» EXERCISE DESCRIPTION: Copy out all the lines where "Extrusor" shows up.

» SUPPLIED DATA:
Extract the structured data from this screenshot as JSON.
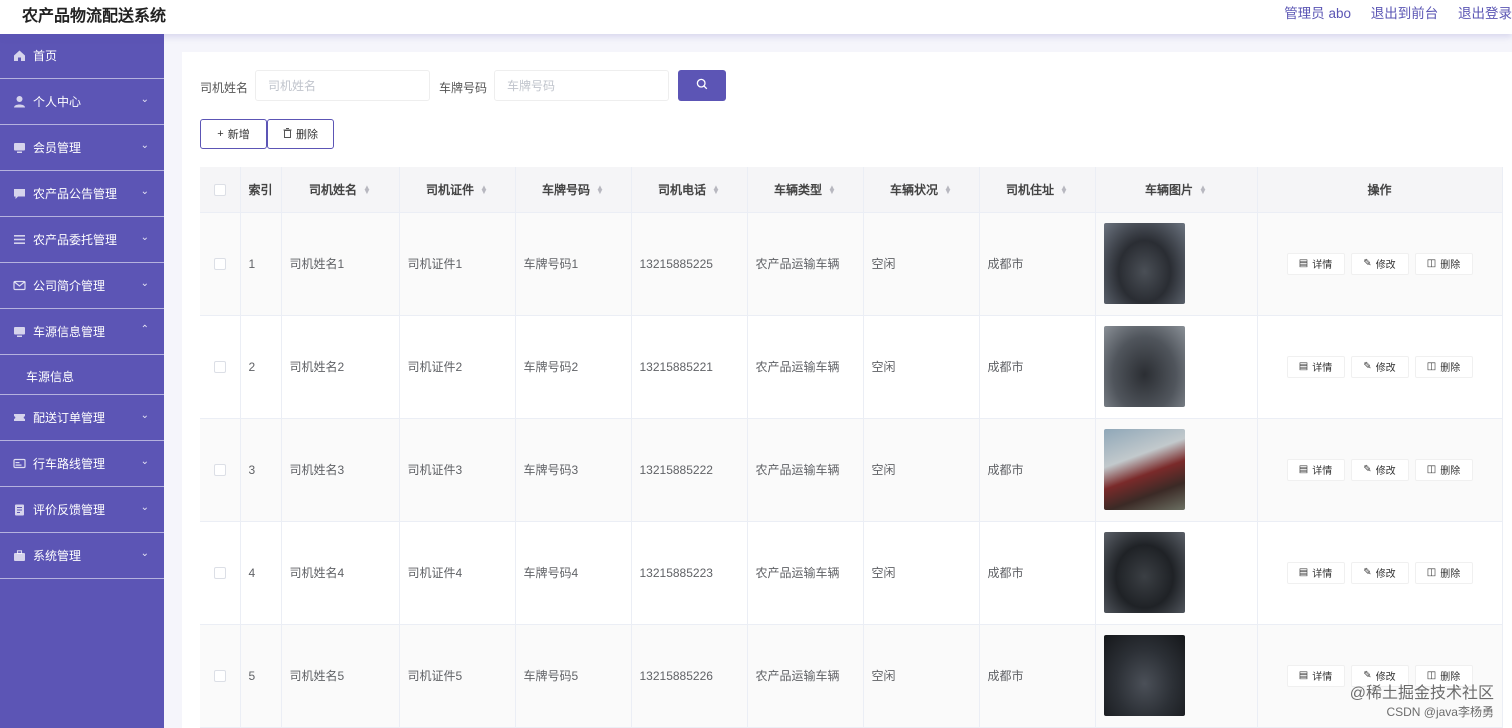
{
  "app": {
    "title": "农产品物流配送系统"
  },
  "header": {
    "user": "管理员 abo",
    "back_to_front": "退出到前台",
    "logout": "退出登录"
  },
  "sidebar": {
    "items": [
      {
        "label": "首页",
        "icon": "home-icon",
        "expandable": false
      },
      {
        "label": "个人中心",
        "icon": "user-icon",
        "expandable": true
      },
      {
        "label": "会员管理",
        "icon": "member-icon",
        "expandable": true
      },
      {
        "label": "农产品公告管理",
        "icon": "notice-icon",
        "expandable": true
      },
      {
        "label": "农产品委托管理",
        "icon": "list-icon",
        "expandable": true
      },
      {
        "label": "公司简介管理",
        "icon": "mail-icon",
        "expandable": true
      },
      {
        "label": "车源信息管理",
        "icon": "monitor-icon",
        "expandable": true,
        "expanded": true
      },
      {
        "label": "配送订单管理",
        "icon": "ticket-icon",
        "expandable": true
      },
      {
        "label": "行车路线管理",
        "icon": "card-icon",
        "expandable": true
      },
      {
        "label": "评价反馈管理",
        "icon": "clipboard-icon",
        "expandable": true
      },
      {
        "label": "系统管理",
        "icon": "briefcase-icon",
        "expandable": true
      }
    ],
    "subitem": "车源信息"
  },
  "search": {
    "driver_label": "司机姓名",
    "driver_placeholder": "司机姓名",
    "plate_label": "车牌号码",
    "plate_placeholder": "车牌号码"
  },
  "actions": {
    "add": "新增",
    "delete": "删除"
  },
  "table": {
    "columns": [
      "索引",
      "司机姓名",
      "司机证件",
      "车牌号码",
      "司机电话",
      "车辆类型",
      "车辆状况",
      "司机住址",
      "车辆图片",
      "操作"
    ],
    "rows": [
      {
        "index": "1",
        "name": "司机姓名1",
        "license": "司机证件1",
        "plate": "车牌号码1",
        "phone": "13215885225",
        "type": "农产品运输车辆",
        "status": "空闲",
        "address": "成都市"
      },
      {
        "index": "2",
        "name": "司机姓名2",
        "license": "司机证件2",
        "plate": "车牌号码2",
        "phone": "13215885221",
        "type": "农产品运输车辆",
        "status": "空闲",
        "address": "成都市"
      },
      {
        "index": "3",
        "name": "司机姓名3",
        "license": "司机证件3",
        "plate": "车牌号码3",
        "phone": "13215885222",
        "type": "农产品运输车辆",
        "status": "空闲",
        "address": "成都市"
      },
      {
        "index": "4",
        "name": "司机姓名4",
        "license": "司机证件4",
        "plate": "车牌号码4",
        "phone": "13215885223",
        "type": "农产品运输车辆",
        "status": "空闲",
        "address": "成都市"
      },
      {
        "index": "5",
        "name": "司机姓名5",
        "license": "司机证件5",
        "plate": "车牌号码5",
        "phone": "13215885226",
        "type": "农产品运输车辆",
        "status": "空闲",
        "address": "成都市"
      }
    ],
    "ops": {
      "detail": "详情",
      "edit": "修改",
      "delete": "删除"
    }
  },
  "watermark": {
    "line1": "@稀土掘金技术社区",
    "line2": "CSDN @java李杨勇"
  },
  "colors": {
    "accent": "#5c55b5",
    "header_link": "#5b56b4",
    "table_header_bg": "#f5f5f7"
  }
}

---

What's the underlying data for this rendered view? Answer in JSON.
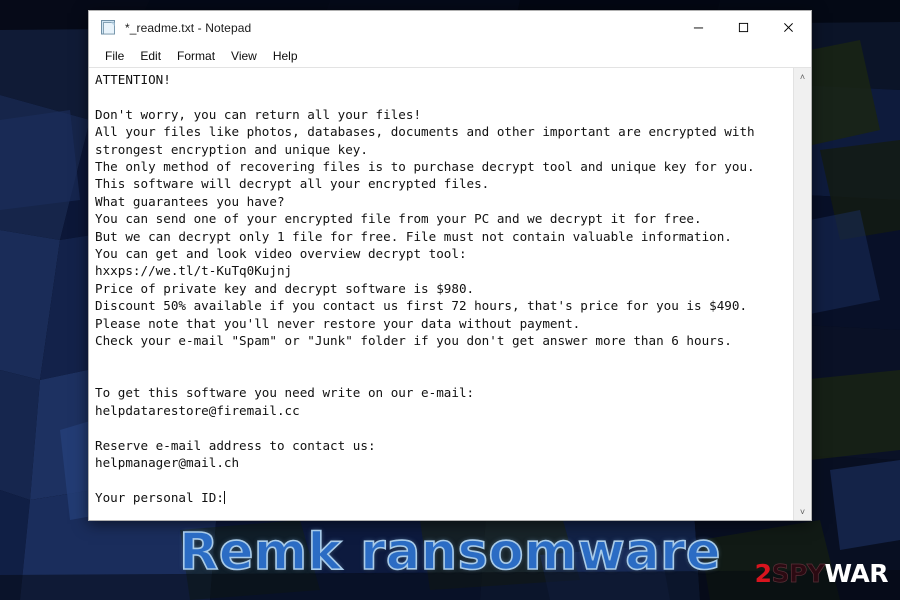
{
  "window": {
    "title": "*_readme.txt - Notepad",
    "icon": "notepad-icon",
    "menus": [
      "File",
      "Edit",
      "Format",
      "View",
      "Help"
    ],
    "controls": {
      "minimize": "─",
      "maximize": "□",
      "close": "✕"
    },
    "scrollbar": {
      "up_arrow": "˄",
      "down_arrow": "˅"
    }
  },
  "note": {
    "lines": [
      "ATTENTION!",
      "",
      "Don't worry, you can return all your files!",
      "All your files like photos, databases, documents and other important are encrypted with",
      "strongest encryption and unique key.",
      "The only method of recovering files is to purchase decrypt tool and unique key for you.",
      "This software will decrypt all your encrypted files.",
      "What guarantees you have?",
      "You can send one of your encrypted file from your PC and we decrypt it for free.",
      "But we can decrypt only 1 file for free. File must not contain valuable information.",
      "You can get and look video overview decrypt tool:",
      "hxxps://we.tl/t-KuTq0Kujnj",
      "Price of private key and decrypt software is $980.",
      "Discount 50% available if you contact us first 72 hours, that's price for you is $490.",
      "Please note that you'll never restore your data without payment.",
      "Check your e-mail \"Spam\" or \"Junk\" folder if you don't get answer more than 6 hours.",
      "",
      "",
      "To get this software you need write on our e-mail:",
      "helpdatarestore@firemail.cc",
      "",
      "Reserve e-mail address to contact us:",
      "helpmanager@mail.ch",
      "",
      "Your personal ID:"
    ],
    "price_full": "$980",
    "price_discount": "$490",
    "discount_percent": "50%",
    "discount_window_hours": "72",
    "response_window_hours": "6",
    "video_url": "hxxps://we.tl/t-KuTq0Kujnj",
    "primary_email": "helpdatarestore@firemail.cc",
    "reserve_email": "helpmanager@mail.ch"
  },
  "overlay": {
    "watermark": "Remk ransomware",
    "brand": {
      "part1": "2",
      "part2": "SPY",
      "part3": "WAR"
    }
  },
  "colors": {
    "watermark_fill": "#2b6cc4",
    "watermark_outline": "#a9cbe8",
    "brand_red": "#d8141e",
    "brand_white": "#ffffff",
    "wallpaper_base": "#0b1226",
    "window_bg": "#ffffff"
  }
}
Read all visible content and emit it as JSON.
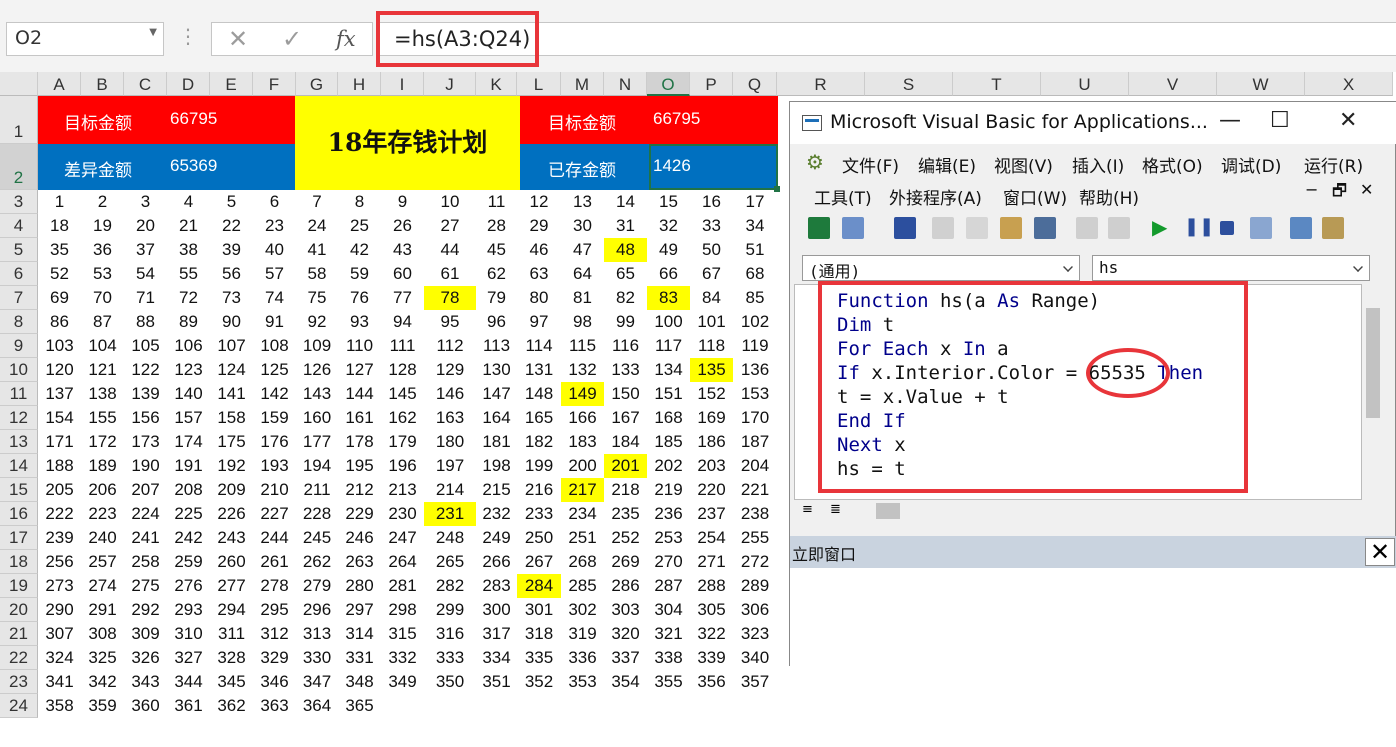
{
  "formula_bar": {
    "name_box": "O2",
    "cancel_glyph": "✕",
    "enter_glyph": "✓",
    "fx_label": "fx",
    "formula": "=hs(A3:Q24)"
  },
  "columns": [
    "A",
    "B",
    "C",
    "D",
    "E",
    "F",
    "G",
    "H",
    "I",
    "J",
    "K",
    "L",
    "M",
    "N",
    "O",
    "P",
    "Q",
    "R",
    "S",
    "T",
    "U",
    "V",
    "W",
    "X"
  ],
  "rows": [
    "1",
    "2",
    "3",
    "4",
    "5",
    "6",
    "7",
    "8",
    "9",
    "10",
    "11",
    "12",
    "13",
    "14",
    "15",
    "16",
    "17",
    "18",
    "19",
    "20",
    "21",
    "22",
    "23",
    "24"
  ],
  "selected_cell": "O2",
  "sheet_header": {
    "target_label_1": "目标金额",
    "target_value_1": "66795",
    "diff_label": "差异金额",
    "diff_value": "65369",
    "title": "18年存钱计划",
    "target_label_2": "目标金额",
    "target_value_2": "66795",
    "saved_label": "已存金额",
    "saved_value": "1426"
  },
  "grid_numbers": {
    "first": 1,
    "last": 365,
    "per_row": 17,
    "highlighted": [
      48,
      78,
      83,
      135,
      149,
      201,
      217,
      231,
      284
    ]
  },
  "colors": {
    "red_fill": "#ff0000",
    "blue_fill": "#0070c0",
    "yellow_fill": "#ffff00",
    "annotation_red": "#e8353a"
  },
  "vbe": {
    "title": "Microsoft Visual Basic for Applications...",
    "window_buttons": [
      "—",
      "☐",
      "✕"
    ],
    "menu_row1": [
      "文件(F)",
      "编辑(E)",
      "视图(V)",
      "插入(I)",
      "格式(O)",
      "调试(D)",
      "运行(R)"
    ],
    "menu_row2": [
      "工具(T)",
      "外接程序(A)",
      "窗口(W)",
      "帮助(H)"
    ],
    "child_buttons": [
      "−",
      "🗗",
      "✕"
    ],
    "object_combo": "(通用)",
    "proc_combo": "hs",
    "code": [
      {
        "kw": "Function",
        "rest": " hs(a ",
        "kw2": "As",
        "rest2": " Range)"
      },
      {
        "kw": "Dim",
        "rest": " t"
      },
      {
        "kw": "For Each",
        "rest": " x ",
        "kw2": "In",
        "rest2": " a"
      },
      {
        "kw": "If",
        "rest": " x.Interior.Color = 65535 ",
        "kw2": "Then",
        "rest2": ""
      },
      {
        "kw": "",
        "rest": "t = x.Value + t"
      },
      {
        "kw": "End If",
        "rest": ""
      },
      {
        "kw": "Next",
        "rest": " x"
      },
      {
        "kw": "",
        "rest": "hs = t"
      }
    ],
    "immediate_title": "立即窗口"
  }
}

---

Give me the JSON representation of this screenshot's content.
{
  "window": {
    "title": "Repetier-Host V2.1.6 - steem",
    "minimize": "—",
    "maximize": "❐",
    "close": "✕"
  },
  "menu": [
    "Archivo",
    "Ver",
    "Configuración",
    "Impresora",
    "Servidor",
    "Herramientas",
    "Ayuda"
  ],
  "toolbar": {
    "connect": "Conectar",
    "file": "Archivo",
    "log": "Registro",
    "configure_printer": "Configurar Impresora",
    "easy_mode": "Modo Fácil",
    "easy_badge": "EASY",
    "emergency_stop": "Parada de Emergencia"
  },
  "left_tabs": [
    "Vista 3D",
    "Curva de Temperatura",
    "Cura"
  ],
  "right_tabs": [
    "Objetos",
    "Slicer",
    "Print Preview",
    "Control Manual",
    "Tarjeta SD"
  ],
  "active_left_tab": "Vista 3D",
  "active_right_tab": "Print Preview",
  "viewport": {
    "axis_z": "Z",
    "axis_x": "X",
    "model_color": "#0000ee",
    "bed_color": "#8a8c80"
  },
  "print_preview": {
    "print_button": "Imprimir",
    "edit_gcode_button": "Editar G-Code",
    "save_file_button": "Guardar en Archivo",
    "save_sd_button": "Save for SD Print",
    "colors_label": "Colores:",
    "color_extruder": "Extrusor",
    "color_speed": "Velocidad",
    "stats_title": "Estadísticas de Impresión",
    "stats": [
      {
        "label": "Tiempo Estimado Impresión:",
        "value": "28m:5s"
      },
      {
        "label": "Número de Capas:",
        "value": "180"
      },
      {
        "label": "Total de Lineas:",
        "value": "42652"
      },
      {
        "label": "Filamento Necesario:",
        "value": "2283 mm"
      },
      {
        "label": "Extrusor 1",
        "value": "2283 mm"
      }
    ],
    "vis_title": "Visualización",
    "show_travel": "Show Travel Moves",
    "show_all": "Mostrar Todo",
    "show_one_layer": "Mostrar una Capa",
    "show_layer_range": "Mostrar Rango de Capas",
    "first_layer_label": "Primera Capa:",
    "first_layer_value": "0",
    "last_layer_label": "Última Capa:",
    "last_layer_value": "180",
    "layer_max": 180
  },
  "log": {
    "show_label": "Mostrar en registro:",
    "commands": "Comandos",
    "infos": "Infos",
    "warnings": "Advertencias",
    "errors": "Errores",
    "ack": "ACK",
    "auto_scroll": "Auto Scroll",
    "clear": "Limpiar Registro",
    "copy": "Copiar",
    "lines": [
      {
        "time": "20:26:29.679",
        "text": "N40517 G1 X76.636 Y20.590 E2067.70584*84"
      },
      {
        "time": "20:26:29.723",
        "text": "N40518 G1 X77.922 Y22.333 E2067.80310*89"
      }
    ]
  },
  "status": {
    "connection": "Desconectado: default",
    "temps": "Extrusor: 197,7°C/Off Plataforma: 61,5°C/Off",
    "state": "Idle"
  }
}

» SOLUTION FOR THIS TASK:
    "color_extruder": "Extrusor",
        "label": "Extrusor 1",
    "temps": "Extrusor: 197,7°C/Off Plataforma: 61,5°C/Off",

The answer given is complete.